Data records

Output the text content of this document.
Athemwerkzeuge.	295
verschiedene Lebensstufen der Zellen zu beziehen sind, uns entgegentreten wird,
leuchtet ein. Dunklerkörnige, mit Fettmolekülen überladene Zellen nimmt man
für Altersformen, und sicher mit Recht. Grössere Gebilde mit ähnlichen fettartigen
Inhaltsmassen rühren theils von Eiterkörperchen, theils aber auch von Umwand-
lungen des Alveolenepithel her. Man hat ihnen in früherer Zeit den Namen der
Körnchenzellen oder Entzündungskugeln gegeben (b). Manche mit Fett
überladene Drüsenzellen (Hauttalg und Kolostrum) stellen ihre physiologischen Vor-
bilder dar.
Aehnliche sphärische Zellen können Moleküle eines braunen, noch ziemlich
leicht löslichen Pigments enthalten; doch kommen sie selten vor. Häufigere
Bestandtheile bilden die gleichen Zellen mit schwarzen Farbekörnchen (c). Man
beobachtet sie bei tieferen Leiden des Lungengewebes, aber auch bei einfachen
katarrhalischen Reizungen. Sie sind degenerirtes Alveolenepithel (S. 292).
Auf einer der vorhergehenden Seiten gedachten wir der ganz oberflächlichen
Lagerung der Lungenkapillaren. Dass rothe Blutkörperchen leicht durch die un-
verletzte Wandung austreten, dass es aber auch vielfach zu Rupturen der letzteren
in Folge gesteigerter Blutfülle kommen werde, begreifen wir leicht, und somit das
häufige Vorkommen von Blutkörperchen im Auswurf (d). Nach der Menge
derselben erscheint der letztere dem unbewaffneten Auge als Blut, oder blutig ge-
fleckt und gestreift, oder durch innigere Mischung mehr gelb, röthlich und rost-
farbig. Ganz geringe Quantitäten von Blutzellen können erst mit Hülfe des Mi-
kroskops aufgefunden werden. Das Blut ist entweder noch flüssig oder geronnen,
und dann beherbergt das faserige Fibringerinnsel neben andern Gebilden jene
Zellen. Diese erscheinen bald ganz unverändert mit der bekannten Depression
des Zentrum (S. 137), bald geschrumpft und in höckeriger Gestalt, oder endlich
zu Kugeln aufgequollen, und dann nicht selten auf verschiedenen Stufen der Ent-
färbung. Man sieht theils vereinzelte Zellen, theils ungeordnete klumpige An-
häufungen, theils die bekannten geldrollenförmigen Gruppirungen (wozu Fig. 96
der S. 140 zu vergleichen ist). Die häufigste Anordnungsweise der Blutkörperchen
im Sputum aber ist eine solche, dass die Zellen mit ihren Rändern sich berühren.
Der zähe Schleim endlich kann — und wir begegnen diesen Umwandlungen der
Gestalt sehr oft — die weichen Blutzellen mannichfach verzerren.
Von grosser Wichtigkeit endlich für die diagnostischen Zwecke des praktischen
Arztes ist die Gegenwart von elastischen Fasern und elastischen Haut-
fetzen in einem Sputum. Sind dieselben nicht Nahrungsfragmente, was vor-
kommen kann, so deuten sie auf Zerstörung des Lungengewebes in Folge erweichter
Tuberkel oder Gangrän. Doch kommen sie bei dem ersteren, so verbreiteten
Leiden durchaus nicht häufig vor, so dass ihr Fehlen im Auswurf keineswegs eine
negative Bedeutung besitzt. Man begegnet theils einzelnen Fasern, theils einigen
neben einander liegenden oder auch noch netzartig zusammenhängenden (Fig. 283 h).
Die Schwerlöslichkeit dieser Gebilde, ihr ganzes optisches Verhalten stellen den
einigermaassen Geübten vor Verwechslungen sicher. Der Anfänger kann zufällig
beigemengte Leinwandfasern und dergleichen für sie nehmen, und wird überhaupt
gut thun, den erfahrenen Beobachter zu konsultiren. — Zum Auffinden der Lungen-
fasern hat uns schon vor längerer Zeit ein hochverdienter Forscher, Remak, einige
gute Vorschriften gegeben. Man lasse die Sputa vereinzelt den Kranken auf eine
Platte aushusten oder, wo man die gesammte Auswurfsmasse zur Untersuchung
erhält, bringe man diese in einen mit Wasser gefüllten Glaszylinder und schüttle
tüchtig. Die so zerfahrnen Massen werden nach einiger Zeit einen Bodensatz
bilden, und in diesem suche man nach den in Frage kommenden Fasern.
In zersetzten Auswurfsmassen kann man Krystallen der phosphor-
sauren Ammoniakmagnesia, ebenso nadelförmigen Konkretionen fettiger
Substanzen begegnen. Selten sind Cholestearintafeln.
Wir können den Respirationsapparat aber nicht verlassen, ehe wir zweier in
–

Task instructions: Reproduce the listing shown above in its entirety, exactly.

Result:
Output the text content of this document.
Athemwerkzeuge.	295
verschiedene Lebensstufen der Zellen zu beziehen sind, uns entgegentreten wird,
leuchtet ein. Dunklerkörnige, mit Fettmolekülen überladene Zellen nimmt man
für Altersformen, und sicher mit Recht. Grössere Gebilde mit ähnlichen fettartigen
Inhaltsmassen rühren theils von Eiterkörperchen, theils aber auch von Umwand-
lungen des Alveolenepithel her. Man hat ihnen in früherer Zeit den Namen der
Körnchenzellen oder Entzündungskugeln gegeben (b). Manche mit Fett
überladene Drüsenzellen (Hauttalg und Kolostrum) stellen ihre physiologischen Vor-
bilder dar.
Aehnliche sphärische Zellen können Moleküle eines braunen, noch ziemlich
leicht löslichen Pigments enthalten; doch kommen sie selten vor. Häufigere
Bestandtheile bilden die gleichen Zellen mit schwarzen Farbekörnchen (c). Man
beobachtet sie bei tieferen Leiden des Lungengewebes, aber auch bei einfachen
katarrhalischen Reizungen. Sie sind degenerirtes Alveolenepithel (S. 292).
Auf einer der vorhergehenden Seiten gedachten wir der ganz oberflächlichen
Lagerung der Lungenkapillaren. Dass rothe Blutkörperchen leicht durch die un-
verletzte Wandung austreten, dass es aber auch vielfach zu Rupturen der letzteren
in Folge gesteigerter Blutfülle kommen werde, begreifen wir leicht, und somit das
häufige Vorkommen von Blutkörperchen im Auswurf (d). Nach der Menge
derselben erscheint der letztere dem unbewaffneten Auge als Blut, oder blutig ge-
fleckt und gestreift, oder durch innigere Mischung mehr gelb, röthlich und rost-
farbig. Ganz geringe Quantitäten von Blutzellen können erst mit Hülfe des Mi-
kroskops aufgefunden werden. Das Blut ist entweder noch flüssig oder geronnen,
und dann beherbergt das faserige Fibringerinnsel neben andern Gebilden jene
Zellen. Diese erscheinen bald ganz unverändert mit der bekannten Depression
des Zentrum (S. 137), bald geschrumpft und in höckeriger Gestalt, oder endlich
zu Kugeln aufgequollen, und dann nicht selten auf verschiedenen Stufen der Ent-
färbung. Man sieht theils vereinzelte Zellen, theils ungeordnete klumpige An-
häufungen, theils die bekannten geldrollenförmigen Gruppirungen (wozu Fig. 96
der S. 140 zu vergleichen ist). Die häufigste Anordnungsweise der Blutkörperchen
im Sputum aber ist eine solche, dass die Zellen mit ihren Rändern sich berühren.
Der zähe Schleim endlich kann — und wir begegnen diesen Umwandlungen der
Gestalt sehr oft — die weichen Blutzellen mannichfach verzerren.
Von grosser Wichtigkeit endlich für die diagnostischen Zwecke des praktischen
Arztes ist die Gegenwart von elastischen Fasern und elastischen Haut-
fetzen in einem Sputum. Sind dieselben nicht Nahrungsfragmente, was vor-
kommen kann, so deuten sie auf Zerstörung des Lungengewebes in Folge erweichter
Tuberkel oder Gangrän. Doch kommen sie bei dem ersteren, so verbreiteten
Leiden durchaus nicht häufig vor, so dass ihr Fehlen im Auswurf keineswegs eine
negative Bedeutung besitzt. Man begegnet theils einzelnen Fasern, theils einigen
neben einander liegenden oder auch noch netzartig zusammenhängenden (Fig. 283 h).
Die Schwerlöslichkeit dieser Gebilde, ihr ganzes optisches Verhalten stellen den
einigermaassen Geübten vor Verwechslungen sicher. Der Anfänger kann zufällig
beigemengte Leinwandfasern und dergleichen für sie nehmen, und wird überhaupt
gut thun, den erfahrenen Beobachter zu konsultiren. — Zum Auffinden der Lungen-
fasern hat uns schon vor längerer Zeit ein hochverdienter Forscher, Remak, einige
gute Vorschriften gegeben. Man lasse die Sputa vereinzelt den Kranken auf eine
Platte aushusten oder, wo man die gesammte Auswurfsmasse zur Untersuchung
erhält, bringe man diese in einen mit Wasser gefüllten Glaszylinder und schüttle
tüchtig. Die so zerfahrnen Massen werden nach einiger Zeit einen Bodensatz
bilden, und in diesem suche man nach den in Frage kommenden Fasern.
In zersetzten Auswurfsmassen kann man Krystallen der phosphor-
sauren Ammoniakmagnesia, ebenso nadelförmigen Konkretionen fettiger
Substanzen begegnen. Selten sind Cholestearintafeln.
Wir können den Respirationsapparat aber nicht verlassen, ehe wir zweier in
–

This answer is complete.